§ EXERCISE INSTRUCTIONS
Reproduce every entry below precisely; do not include the pictures.
====== DATA SUPPLIED
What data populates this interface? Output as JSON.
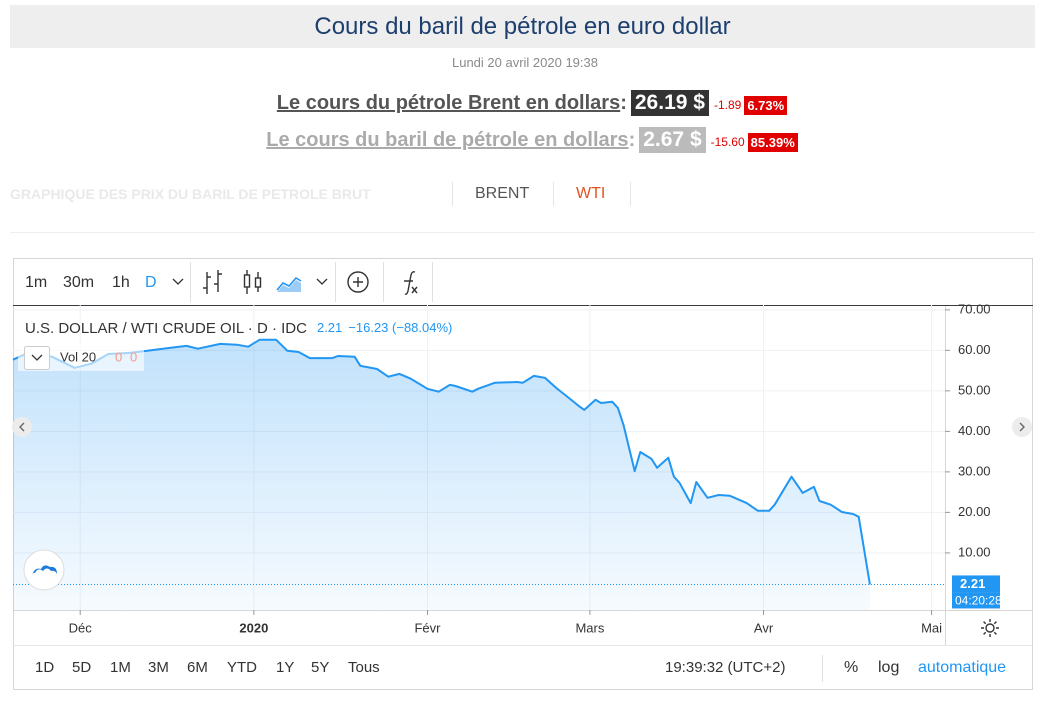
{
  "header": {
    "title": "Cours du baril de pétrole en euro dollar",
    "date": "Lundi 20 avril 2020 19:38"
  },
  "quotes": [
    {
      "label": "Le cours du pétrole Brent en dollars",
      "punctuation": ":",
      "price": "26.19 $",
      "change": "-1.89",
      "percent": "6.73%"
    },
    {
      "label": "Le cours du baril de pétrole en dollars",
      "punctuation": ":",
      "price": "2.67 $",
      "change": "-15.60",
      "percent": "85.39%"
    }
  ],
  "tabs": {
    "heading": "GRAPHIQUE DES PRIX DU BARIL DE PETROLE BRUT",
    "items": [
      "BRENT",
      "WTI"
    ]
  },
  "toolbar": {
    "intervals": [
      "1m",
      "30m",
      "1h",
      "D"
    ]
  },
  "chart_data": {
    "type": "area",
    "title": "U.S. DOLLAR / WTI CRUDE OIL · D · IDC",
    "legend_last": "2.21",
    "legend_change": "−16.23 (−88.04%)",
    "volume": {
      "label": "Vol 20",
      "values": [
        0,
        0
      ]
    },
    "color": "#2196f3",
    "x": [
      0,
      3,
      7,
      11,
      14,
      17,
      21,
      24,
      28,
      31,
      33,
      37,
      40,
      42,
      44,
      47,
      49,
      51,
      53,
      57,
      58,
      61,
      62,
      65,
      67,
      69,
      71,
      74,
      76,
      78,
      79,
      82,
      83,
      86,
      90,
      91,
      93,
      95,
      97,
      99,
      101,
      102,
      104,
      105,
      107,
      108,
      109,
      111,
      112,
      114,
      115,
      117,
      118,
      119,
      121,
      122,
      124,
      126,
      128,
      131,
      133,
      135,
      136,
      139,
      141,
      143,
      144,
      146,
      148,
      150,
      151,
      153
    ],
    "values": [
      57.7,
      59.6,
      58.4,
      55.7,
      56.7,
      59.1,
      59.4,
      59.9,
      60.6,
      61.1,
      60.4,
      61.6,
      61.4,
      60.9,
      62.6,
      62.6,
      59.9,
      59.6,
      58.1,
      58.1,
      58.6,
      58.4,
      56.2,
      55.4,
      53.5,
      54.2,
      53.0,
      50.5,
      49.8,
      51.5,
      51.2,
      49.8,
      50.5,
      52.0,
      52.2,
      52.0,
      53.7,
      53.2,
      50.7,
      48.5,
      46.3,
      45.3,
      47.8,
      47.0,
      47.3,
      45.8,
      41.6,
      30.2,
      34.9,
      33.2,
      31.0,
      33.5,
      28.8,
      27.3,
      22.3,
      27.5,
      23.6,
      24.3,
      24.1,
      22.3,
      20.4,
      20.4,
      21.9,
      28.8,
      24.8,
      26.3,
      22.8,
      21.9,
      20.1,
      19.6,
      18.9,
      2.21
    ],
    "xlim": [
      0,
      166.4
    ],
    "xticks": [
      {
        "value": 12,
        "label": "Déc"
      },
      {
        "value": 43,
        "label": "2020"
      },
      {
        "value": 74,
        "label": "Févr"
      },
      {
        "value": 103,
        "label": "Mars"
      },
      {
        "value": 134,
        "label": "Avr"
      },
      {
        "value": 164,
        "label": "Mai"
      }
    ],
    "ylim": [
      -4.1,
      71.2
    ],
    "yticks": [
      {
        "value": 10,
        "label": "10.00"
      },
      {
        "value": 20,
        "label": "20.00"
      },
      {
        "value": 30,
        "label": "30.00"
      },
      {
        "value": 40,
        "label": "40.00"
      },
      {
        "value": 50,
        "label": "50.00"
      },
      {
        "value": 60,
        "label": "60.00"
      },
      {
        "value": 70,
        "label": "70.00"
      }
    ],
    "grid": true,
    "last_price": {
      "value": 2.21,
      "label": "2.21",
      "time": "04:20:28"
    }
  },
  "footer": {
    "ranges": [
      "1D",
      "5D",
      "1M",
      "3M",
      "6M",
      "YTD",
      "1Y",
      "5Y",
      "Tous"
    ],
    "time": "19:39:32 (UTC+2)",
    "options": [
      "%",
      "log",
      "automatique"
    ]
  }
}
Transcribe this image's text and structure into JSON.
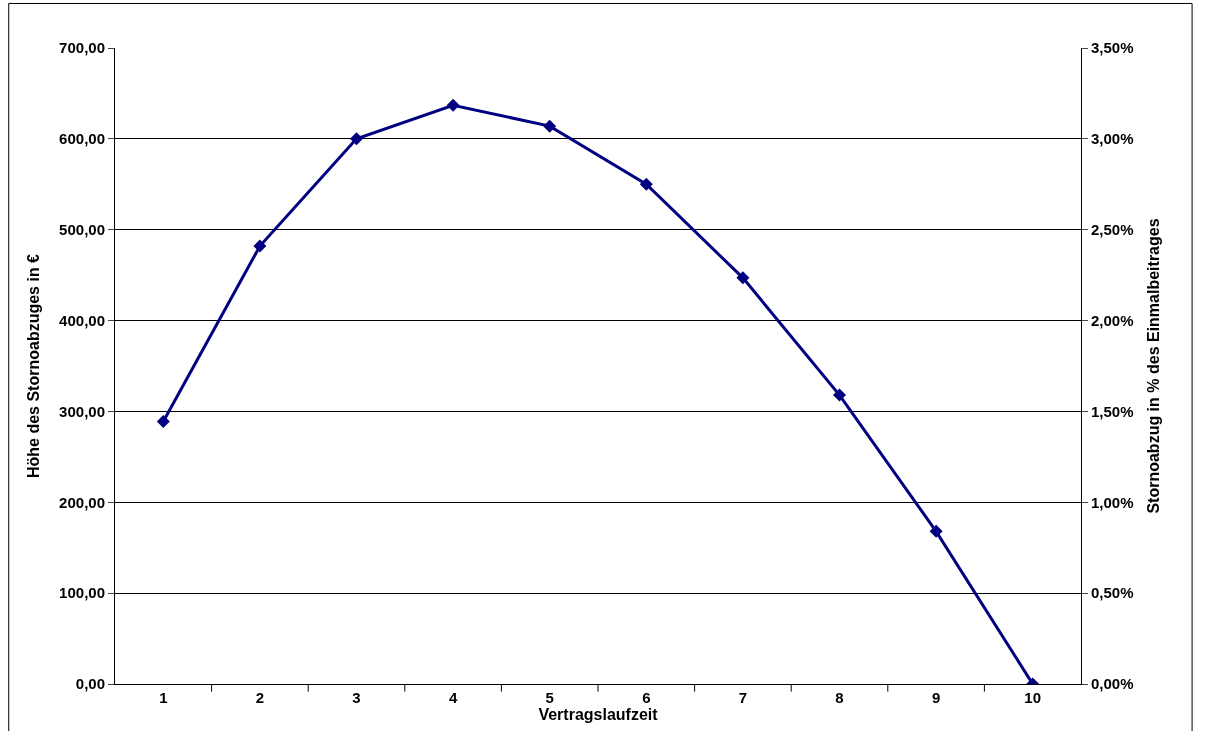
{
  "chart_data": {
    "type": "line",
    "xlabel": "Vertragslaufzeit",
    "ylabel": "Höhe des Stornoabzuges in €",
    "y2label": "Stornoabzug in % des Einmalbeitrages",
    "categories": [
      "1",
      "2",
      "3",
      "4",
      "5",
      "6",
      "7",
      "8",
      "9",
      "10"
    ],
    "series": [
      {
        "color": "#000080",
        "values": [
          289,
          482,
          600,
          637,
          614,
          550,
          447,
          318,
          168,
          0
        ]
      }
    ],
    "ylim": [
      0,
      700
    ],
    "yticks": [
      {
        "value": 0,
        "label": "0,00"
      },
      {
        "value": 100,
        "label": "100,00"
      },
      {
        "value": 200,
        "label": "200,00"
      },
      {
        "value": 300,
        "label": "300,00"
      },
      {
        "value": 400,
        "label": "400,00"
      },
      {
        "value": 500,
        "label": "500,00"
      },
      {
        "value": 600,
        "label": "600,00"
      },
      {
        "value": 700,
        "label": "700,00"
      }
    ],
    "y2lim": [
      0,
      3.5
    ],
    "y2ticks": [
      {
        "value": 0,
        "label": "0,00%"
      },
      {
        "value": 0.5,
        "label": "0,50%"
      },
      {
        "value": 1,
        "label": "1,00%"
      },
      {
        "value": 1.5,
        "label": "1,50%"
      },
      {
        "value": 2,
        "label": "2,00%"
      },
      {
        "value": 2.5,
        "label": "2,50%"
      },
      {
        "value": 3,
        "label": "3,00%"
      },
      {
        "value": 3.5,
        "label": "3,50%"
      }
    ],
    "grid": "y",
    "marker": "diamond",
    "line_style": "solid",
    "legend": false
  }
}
============
§ WORKED SOLUTION
What data populates this interface? Output as JSON.
{
  "header": {
    "title": "Cours du baril de pétrole en euro dollar",
    "date": "Lundi 20 avril 2020 19:38"
  },
  "quotes": [
    {
      "label": "Le cours du pétrole Brent en dollars",
      "punctuation": ":",
      "price": "26.19 $",
      "change": "-1.89",
      "percent": "6.73%"
    },
    {
      "label": "Le cours du baril de pétrole en dollars",
      "punctuation": ":",
      "price": "2.67 $",
      "change": "-15.60",
      "percent": "85.39%"
    }
  ],
  "tabs": {
    "heading": "GRAPHIQUE DES PRIX DU BARIL DE PETROLE BRUT",
    "items": [
      "BRENT",
      "WTI"
    ]
  },
  "toolbar": {
    "intervals": [
      "1m",
      "30m",
      "1h",
      "D"
    ]
  },
  "chart_data": {
    "type": "area",
    "title": "U.S. DOLLAR / WTI CRUDE OIL · D · IDC",
    "legend_last": "2.21",
    "legend_change": "−16.23 (−88.04%)",
    "volume": {
      "label": "Vol 20",
      "values": [
        0,
        0
      ]
    },
    "color": "#2196f3",
    "x": [
      0,
      3,
      7,
      11,
      14,
      17,
      21,
      24,
      28,
      31,
      33,
      37,
      40,
      42,
      44,
      47,
      49,
      51,
      53,
      57,
      58,
      61,
      62,
      65,
      67,
      69,
      71,
      74,
      76,
      78,
      79,
      82,
      83,
      86,
      90,
      91,
      93,
      95,
      97,
      99,
      101,
      102,
      104,
      105,
      107,
      108,
      109,
      111,
      112,
      114,
      115,
      117,
      118,
      119,
      121,
      122,
      124,
      126,
      128,
      131,
      133,
      135,
      136,
      139,
      141,
      143,
      144,
      146,
      148,
      150,
      151,
      153
    ],
    "values": [
      57.7,
      59.6,
      58.4,
      55.7,
      56.7,
      59.1,
      59.4,
      59.9,
      60.6,
      61.1,
      60.4,
      61.6,
      61.4,
      60.9,
      62.6,
      62.6,
      59.9,
      59.6,
      58.1,
      58.1,
      58.6,
      58.4,
      56.2,
      55.4,
      53.5,
      54.2,
      53.0,
      50.5,
      49.8,
      51.5,
      51.2,
      49.8,
      50.5,
      52.0,
      52.2,
      52.0,
      53.7,
      53.2,
      50.7,
      48.5,
      46.3,
      45.3,
      47.8,
      47.0,
      47.3,
      45.8,
      41.6,
      30.2,
      34.9,
      33.2,
      31.0,
      33.5,
      28.8,
      27.3,
      22.3,
      27.5,
      23.6,
      24.3,
      24.1,
      22.3,
      20.4,
      20.4,
      21.9,
      28.8,
      24.8,
      26.3,
      22.8,
      21.9,
      20.1,
      19.6,
      18.9,
      2.21
    ],
    "xlim": [
      0,
      166.4
    ],
    "xticks": [
      {
        "value": 12,
        "label": "Déc"
      },
      {
        "value": 43,
        "label": "2020"
      },
      {
        "value": 74,
        "label": "Févr"
      },
      {
        "value": 103,
        "label": "Mars"
      },
      {
        "value": 134,
        "label": "Avr"
      },
      {
        "value": 164,
        "label": "Mai"
      }
    ],
    "ylim": [
      -4.1,
      71.2
    ],
    "yticks": [
      {
        "value": 10,
        "label": "10.00"
      },
      {
        "value": 20,
        "label": "20.00"
      },
      {
        "value": 30,
        "label": "30.00"
      },
      {
        "value": 40,
        "label": "40.00"
      },
      {
        "value": 50,
        "label": "50.00"
      },
      {
        "value": 60,
        "label": "60.00"
      },
      {
        "value": 70,
        "label": "70.00"
      }
    ],
    "grid": true,
    "last_price": {
      "value": 2.21,
      "label": "2.21",
      "time": "04:20:28"
    }
  },
  "footer": {
    "ranges": [
      "1D",
      "5D",
      "1M",
      "3M",
      "6M",
      "YTD",
      "1Y",
      "5Y",
      "Tous"
    ],
    "time": "19:39:32 (UTC+2)",
    "options": [
      "%",
      "log",
      "automatique"
    ]
  }
}
Transcribe this image's text and structure into JSON.
{
  "chart_data": {
    "type": "line",
    "xlabel": "Vertragslaufzeit",
    "ylabel": "Höhe des Stornoabzuges in €",
    "y2label": "Stornoabzug in % des Einmalbeitrages",
    "categories": [
      "1",
      "2",
      "3",
      "4",
      "5",
      "6",
      "7",
      "8",
      "9",
      "10"
    ],
    "series": [
      {
        "color": "#000080",
        "values": [
          289,
          482,
          600,
          637,
          614,
          550,
          447,
          318,
          168,
          0
        ]
      }
    ],
    "ylim": [
      0,
      700
    ],
    "yticks": [
      {
        "value": 0,
        "label": "0,00"
      },
      {
        "value": 100,
        "label": "100,00"
      },
      {
        "value": 200,
        "label": "200,00"
      },
      {
        "value": 300,
        "label": "300,00"
      },
      {
        "value": 400,
        "label": "400,00"
      },
      {
        "value": 500,
        "label": "500,00"
      },
      {
        "value": 600,
        "label": "600,00"
      },
      {
        "value": 700,
        "label": "700,00"
      }
    ],
    "y2lim": [
      0,
      3.5
    ],
    "y2ticks": [
      {
        "value": 0,
        "label": "0,00%"
      },
      {
        "value": 0.5,
        "label": "0,50%"
      },
      {
        "value": 1,
        "label": "1,00%"
      },
      {
        "value": 1.5,
        "label": "1,50%"
      },
      {
        "value": 2,
        "label": "2,00%"
      },
      {
        "value": 2.5,
        "label": "2,50%"
      },
      {
        "value": 3,
        "label": "3,00%"
      },
      {
        "value": 3.5,
        "label": "3,50%"
      }
    ],
    "grid": "y",
    "marker": "diamond",
    "line_style": "solid",
    "legend": false
  }
}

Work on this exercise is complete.